[Extracted data entries]
+++
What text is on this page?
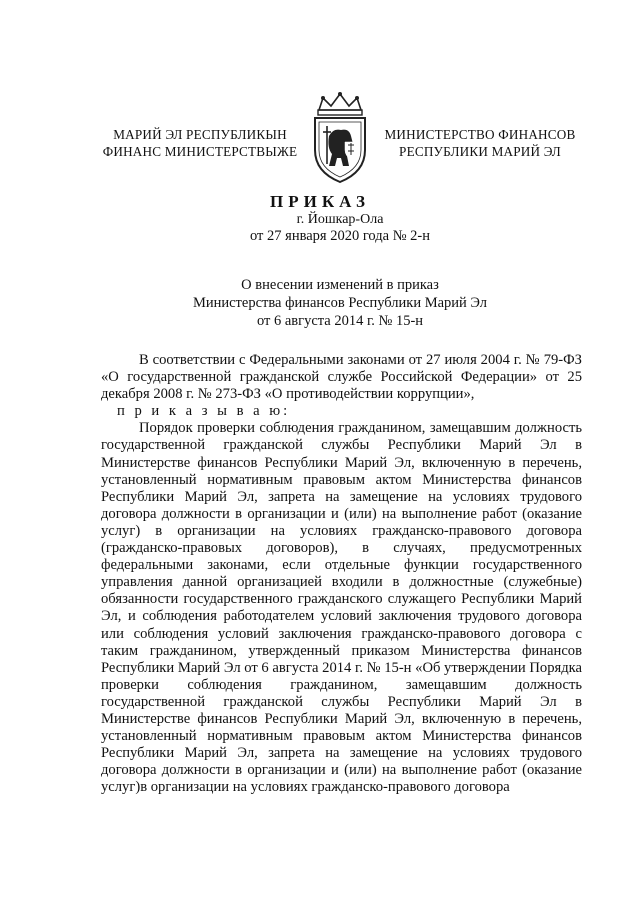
МАРИЙ ЭЛ РЕСПУБЛИКЫН
ФИНАНС МИНИСТЕРСТВЫЖЕ
МИНИСТЕРСТВО ФИНАНСОВ
РЕСПУБЛИКИ МАРИЙ ЭЛ
ПРИКАЗ
г. Йошкар-Ола
от 27 января 2020 года № 2-н
О внесении изменений в приказ
Министерства финансов Республики Марий Эл
от 6 августа 2014 г. № 15-н

В соответствии с Федеральными законами от 27 июля 2004 г. № 79-ФЗ «О государственной гражданской службе Российской Федерации» от 25 декабря 2008 г. № 273-ФЗ «О противодействии коррупции»,

п р и к а з ы в а ю:

Порядок проверки соблюдения гражданином, замещавшим должность государственной гражданской службы Республики Марий Эл в Министерстве финансов Республики Марий Эл, включенную в перечень, установленный нормативным правовым актом Министерства финансов Республики Марий Эл, запрета на замещение на условиях трудового договора должности в организации и (или) на выполнение работ (оказание услуг) в организации на условиях гражданско-правового договора (гражданско-правовых договоров), в случаях, предусмотренных федеральными законами, если отдельные функции государственного управления данной организацией входили в должностные (служебные) обязанности государственного гражданского служащего Республики Марий Эл, и соблюдения работодателем условий заключения трудового договора или соблюдения условий заключения гражданско-правового договора с таким гражданином, утвержденный приказом Министерства финансов Республики Марий Эл от 6 августа 2014 г. № 15-н «Об утверждении Порядка проверки соблюдения гражданином, замещавшим должность государственной гражданской службы Республики Марий Эл в Министерстве финансов Республики Марий Эл, включенную в перечень, установленный нормативным правовым актом Министерства финансов Республики Марий Эл, запрета на замещение на условиях трудового договора должности в организации и (или) на выполнение работ (оказание услуг)в организации на условиях гражданско-правового договора
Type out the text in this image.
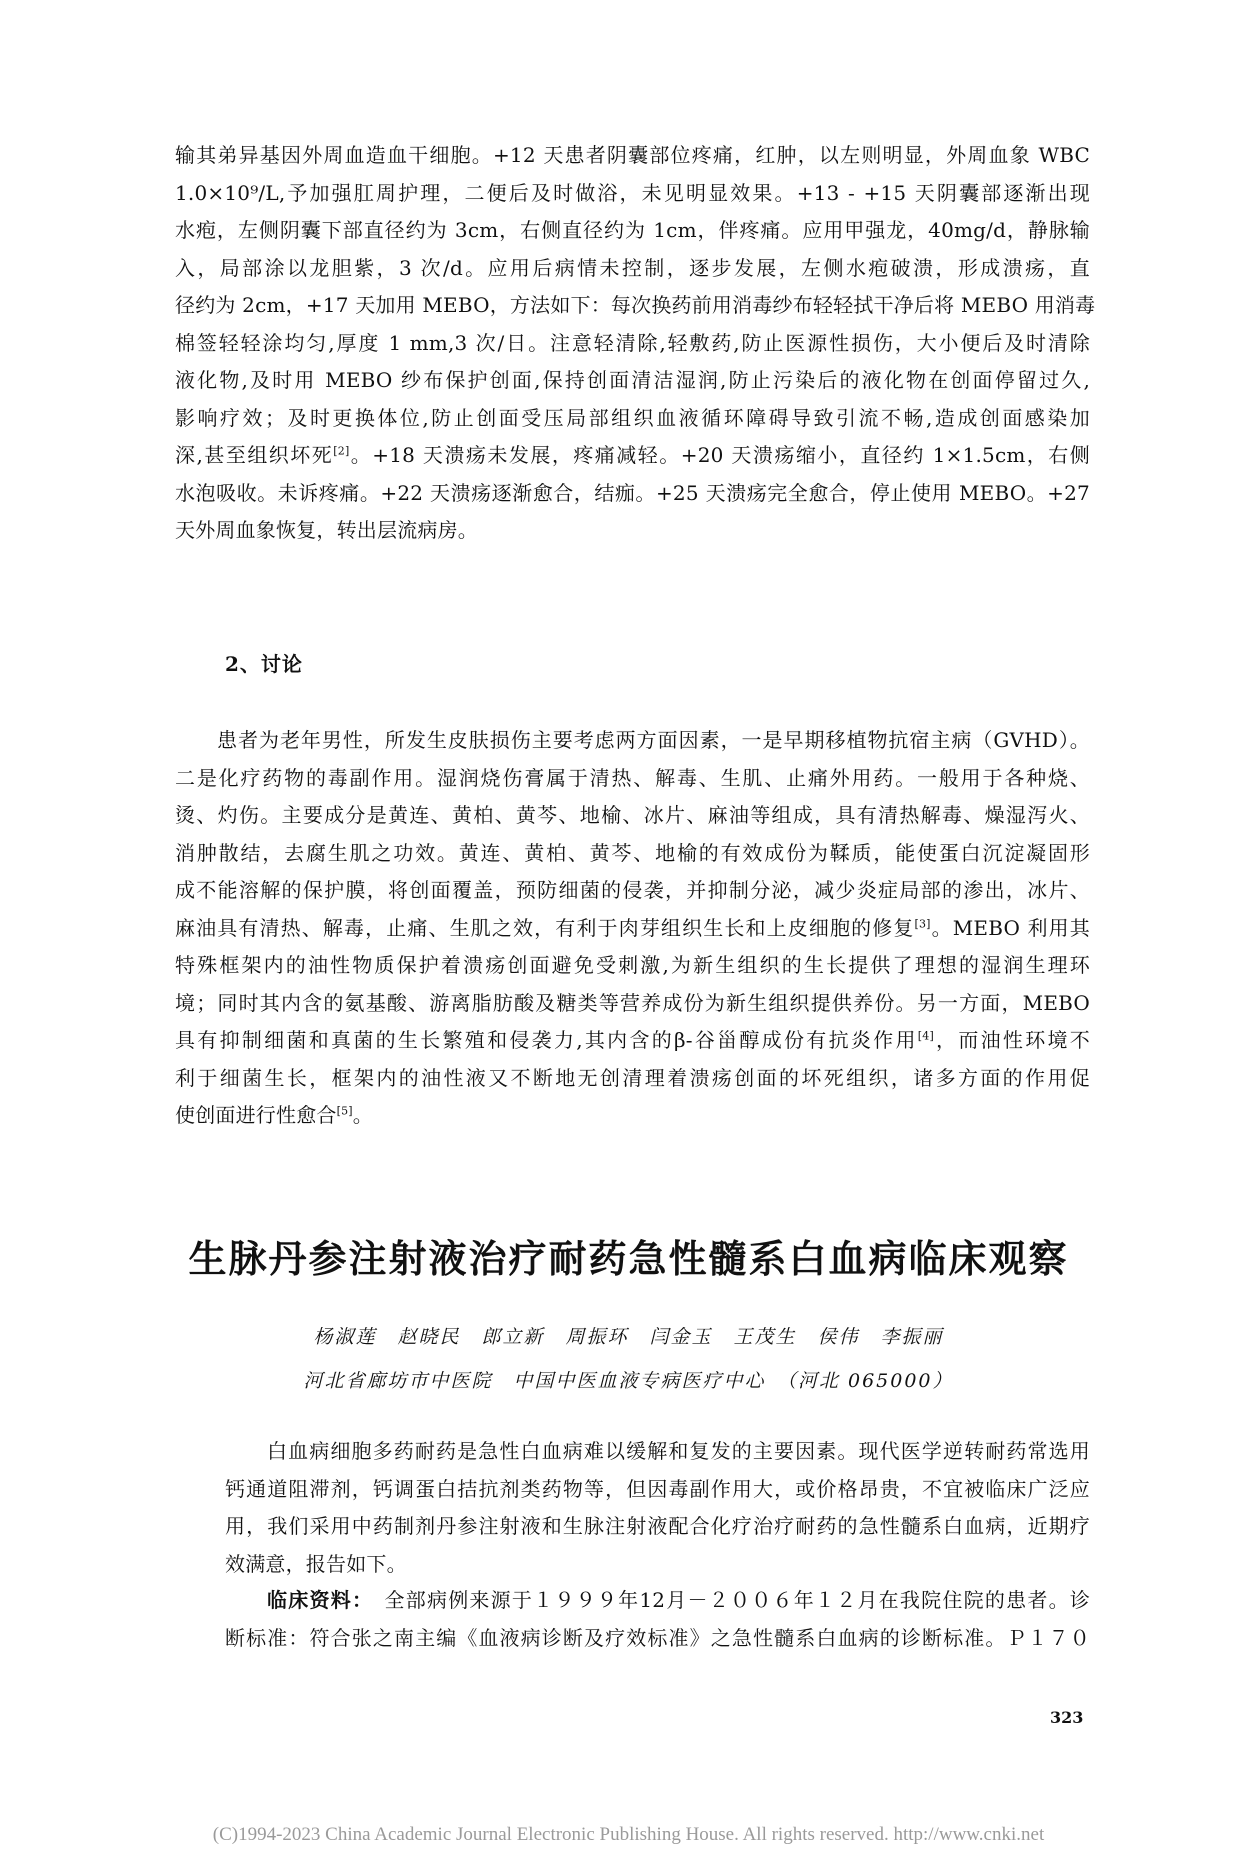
输其弟异基因外周血造血干细胞。+12 天患者阴囊部位疼痛，红肿，以左则明显，外周血象 WBC
1.0×10⁹/L,予加强肛周护理，二便后及时做浴，未见明显效果。+13 - +15 天阴囊部逐渐出现
水疱，左侧阴囊下部直径约为 3cm，右侧直径约为 1cm，伴疼痛。应用甲强龙，40mg/d，静脉输
入，局部涂以龙胆紫，3 次/d。应用后病情未控制，逐步发展，左侧水疱破溃，形成溃疡，直
径约为 2cm，+17 天加用 MEBO，方法如下：每次换药前用消毒纱布轻轻拭干净后将 MEBO 用消毒
棉签轻轻涂均匀,厚度 1 mm,3 次/日。注意轻清除,轻敷药,防止医源性损伤，大小便后及时清除
液化物,及时用 MEBO 纱布保护创面,保持创面清洁湿润,防止污染后的液化物在创面停留过久,
影响疗效；及时更换体位,防止创面受压局部组织血液循环障碍导致引流不畅,造成创面感染加
深,甚至组织坏死[2]。+18 天溃疡未发展，疼痛减轻。+20 天溃疡缩小，直径约 1×1.5cm，右侧
水泡吸收。未诉疼痛。+22 天溃疡逐渐愈合，结痂。+25 天溃疡完全愈合，停止使用 MEBO。+27
天外周血象恢复，转出层流病房。

2、讨论

患者为老年男性，所发生皮肤损伤主要考虑两方面因素，一是早期移植物抗宿主病（GVHD）。
二是化疗药物的毒副作用。湿润烧伤膏属于清热、解毒、生肌、止痛外用药。一般用于各种烧、
烫、灼伤。主要成分是黄连、黄柏、黄芩、地榆、冰片、麻油等组成，具有清热解毒、燥湿泻火、
消肿散结，去腐生肌之功效。黄连、黄柏、黄芩、地榆的有效成份为鞣质，能使蛋白沉淀凝固形
成不能溶解的保护膜，将创面覆盖，预防细菌的侵袭，并抑制分泌，减少炎症局部的渗出，冰片、
麻油具有清热、解毒，止痛、生肌之效，有利于肉芽组织生长和上皮细胞的修复[3]。MEBO 利用其
特殊框架内的油性物质保护着溃疡创面避免受刺激,为新生组织的生长提供了理想的湿润生理环
境；同时其内含的氨基酸、游离脂肪酸及糖类等营养成份为新生组织提供养份。另一方面，MEBO
具有抑制细菌和真菌的生长繁殖和侵袭力,其内含的β-谷甾醇成份有抗炎作用[4]，而油性环境不
利于细菌生长，框架内的油性液又不断地无创清理着溃疡创面的坏死组织，诸多方面的作用促
使创面进行性愈合[5]。

生脉丹参注射液治疗耐药急性髓系白血病临床观察
杨淑莲　赵晓民　郎立新　周振环　闫金玉　王茂生　侯伟　李振丽
河北省廊坊市中医院　中国中医血液专病医疗中心　（河北 065000）

白血病细胞多药耐药是急性白血病难以缓解和复发的主要因素。现代医学逆转耐药常选用
钙通道阻滞剂，钙调蛋白拮抗剂类药物等，但因毒副作用大，或价格昂贵，不宜被临床广泛应
用，我们采用中药制剂丹参注射液和生脉注射液配合化疗治疗耐药的急性髓系白血病，近期疗
效满意，报告如下。

临床资料：　 全部病例来源于１９９９年12月－２００６年１２月在我院住院的患者。诊
断标准：符合张之南主编《血液病诊断及疗效标准》之急性髓系白血病的诊断标准。Ｐ１７０

323
(C)1994-2023 China Academic Journal Electronic Publishing House. All rights reserved. http://www.cnki.net
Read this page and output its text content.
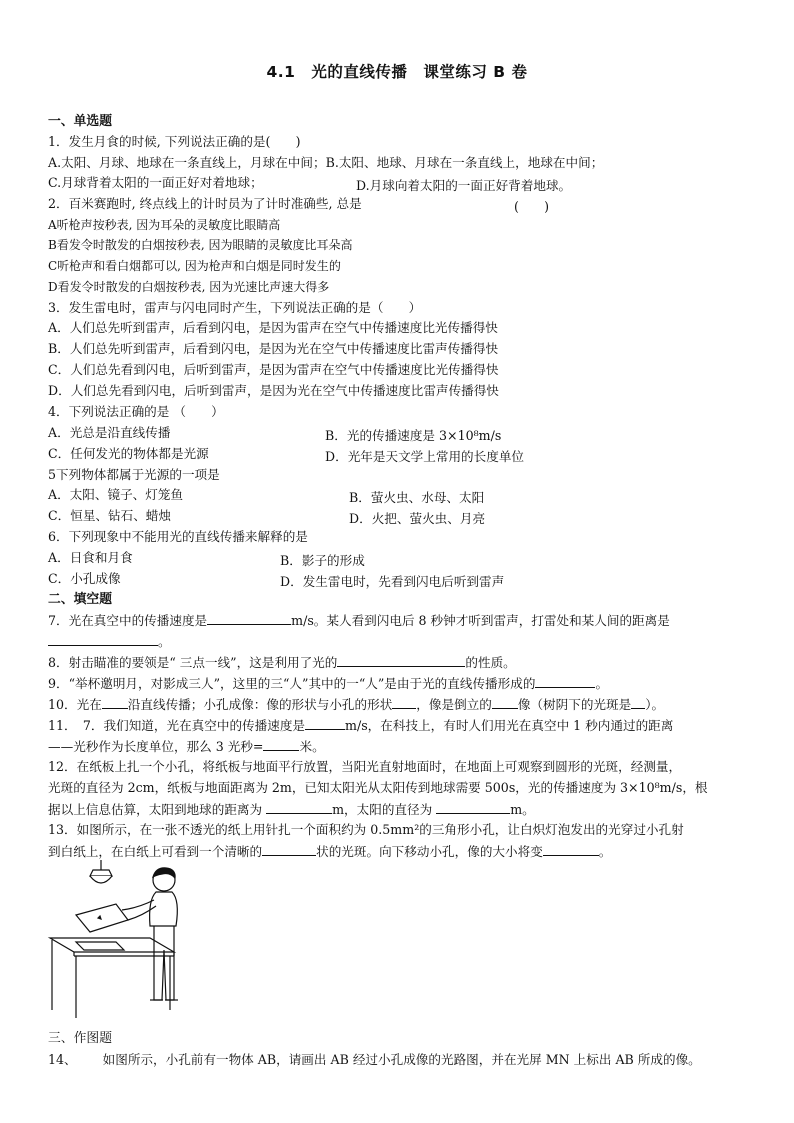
4.1　光的直线传播　课堂练习 B 卷
一、单选题
1．发生月食的时候, 下列说法正确的是(　　)
A.太阳、月球、地球在一条直线上，月球在中间；B.太阳、地球、月球在一条直线上，地球在中间；
C.月球背着太阳的一面正好对着地球；	D.月球向着太阳的一面正好背着地球。
2．百米赛跑时, 终点线上的计时员为了计时准确些, 总是	(　　)
A听枪声按秒表, 因为耳朵的灵敏度比眼睛高
B看发令时散发的白烟按秒表, 因为眼睛的灵敏度比耳朵高
C听枪声和看白烟都可以, 因为枪声和白烟是同时发生的
D看发令时散发的白烟按秒表, 因为光速比声速大得多
3．发生雷电时，雷声与闪电同时产生，下列说法正确的是（　　）
A．人们总先听到雷声，后看到闪电，是因为雷声在空气中传播速度比光传播得快
B．人们总先听到雷声，后看到闪电，是因为光在空气中传播速度比雷声传播得快
C．人们总先看到闪电，后听到雷声，是因为雷声在空气中传播速度比光传播得快
D．人们总先看到闪电，后听到雷声，是因为光在空气中传播速度比雷声传播得快
4．下列说法正确的是 （　　）
A．光总是沿直线传播	B．光的传播速度是 3×10⁸m/s
C．任何发光的物体都是光源	D．光年是天文学上常用的长度单位
5下列物体都属于光源的一项是
A．太阳、镜子、灯笼鱼	B．萤火虫、水母、太阳
C．恒星、钻石、蜡烛	D．火把、萤火虫、月亮
6．下列现象中不能用光的直线传播来解释的是
A．日食和月食	B．影子的形成
C．小孔成像	D．发生雷电时，先看到闪电后听到雷声
二、填空题
7．光在真空中的传播速度是	m/s。某人看到闪电后 8 秒钟才听到雷声，打雷处和某人间的距离是
。
8．射击瞄准的要领是“ 三点一线”，这是利用了光的	的性质。
9．“举杯邀明月，对影成三人”，这里的三“人”其中的一“人”是由于光的直线传播形成的	。
10．光在 沿直线传播；小孔成像：像的形状与小孔的形状 ，像是倒立的 像（树阴下的光斑是 ）。
11．　7．我们知道，光在真空中的传播速度是	m/s，在科技上，有时人们用光在真空中 1 秒内通过的距离
——光秒作为长度单位，那么 3 光秒=	米。
12．在纸板上扎一个小孔，将纸板与地面平行放置，当阳光直射地面时，在地面上可观察到圆形的光斑，经测量，
光斑的直径为 2cm，纸板与地面距离为 2m，已知太阳光从太阳传到地球需要 500s，光的传播速度为 3×10⁸m/s，根
据以上信息估算，太阳到地球的距离为	m，太阳的直径为	m。
13．如图所示，在一张不透光的纸上用针扎一个面积约为 0.5mm²的三角形小孔，让白炽灯泡发出的光穿过小孔射
到白纸上，在白纸上可看到一个清晰的	状的光斑。向下移动小孔，像的大小将变	。
三、作图题
14、 如图所示，小孔前有一物体 AB，请画出 AB 经过小孔成像的光路图，并在光屏 MN 上标出 AB 所成的像。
+++
Exactly as written, set down the lines from the line holding "Read this page and output its text content." to the last line of the data, both ends included, pictures excluded.

Read this page and output its text content.
4.1　光的直线传播　课堂练习 B 卷
一、单选题
1．发生月食的时候, 下列说法正确的是(　　)
A.太阳、月球、地球在一条直线上，月球在中间；B.太阳、地球、月球在一条直线上，地球在中间；
C.月球背着太阳的一面正好对着地球；	D.月球向着太阳的一面正好背着地球。
2．百米赛跑时, 终点线上的计时员为了计时准确些, 总是	(　　)
A听枪声按秒表, 因为耳朵的灵敏度比眼睛高
B看发令时散发的白烟按秒表, 因为眼睛的灵敏度比耳朵高
C听枪声和看白烟都可以, 因为枪声和白烟是同时发生的
D看发令时散发的白烟按秒表, 因为光速比声速大得多
3．发生雷电时，雷声与闪电同时产生，下列说法正确的是（　　）
A．人们总先听到雷声，后看到闪电，是因为雷声在空气中传播速度比光传播得快
B．人们总先听到雷声，后看到闪电，是因为光在空气中传播速度比雷声传播得快
C．人们总先看到闪电，后听到雷声，是因为雷声在空气中传播速度比光传播得快
D．人们总先看到闪电，后听到雷声，是因为光在空气中传播速度比雷声传播得快
4．下列说法正确的是 （　　）
A．光总是沿直线传播	B．光的传播速度是 3×10⁸m/s
C．任何发光的物体都是光源	D．光年是天文学上常用的长度单位
5下列物体都属于光源的一项是
A．太阳、镜子、灯笼鱼	B．萤火虫、水母、太阳
C．恒星、钻石、蜡烛	D．火把、萤火虫、月亮
6．下列现象中不能用光的直线传播来解释的是
A．日食和月食	B．影子的形成
C．小孔成像	D．发生雷电时，先看到闪电后听到雷声
二、填空题
7．光在真空中的传播速度是	m/s。某人看到闪电后 8 秒钟才听到雷声，打雷处和某人间的距离是
。
8．射击瞄准的要领是“ 三点一线”，这是利用了光的	的性质。
9．“举杯邀明月，对影成三人”，这里的三“人”其中的一“人”是由于光的直线传播形成的	。
10．光在 沿直线传播；小孔成像：像的形状与小孔的形状 ，像是倒立的 像（树阴下的光斑是 ）。
11．　7．我们知道，光在真空中的传播速度是	m/s，在科技上，有时人们用光在真空中 1 秒内通过的距离
——光秒作为长度单位，那么 3 光秒=	米。
12．在纸板上扎一个小孔，将纸板与地面平行放置，当阳光直射地面时，在地面上可观察到圆形的光斑，经测量，
光斑的直径为 2cm，纸板与地面距离为 2m，已知太阳光从太阳传到地球需要 500s，光的传播速度为 3×10⁸m/s，根
据以上信息估算，太阳到地球的距离为	m，太阳的直径为	m。
13．如图所示，在一张不透光的纸上用针扎一个面积约为 0.5mm²的三角形小孔，让白炽灯泡发出的光穿过小孔射
到白纸上，在白纸上可看到一个清晰的	状的光斑。向下移动小孔，像的大小将变	。
三、作图题
14、 如图所示，小孔前有一物体 AB，请画出 AB 经过小孔成像的光路图，并在光屏 MN 上标出 AB 所成的像。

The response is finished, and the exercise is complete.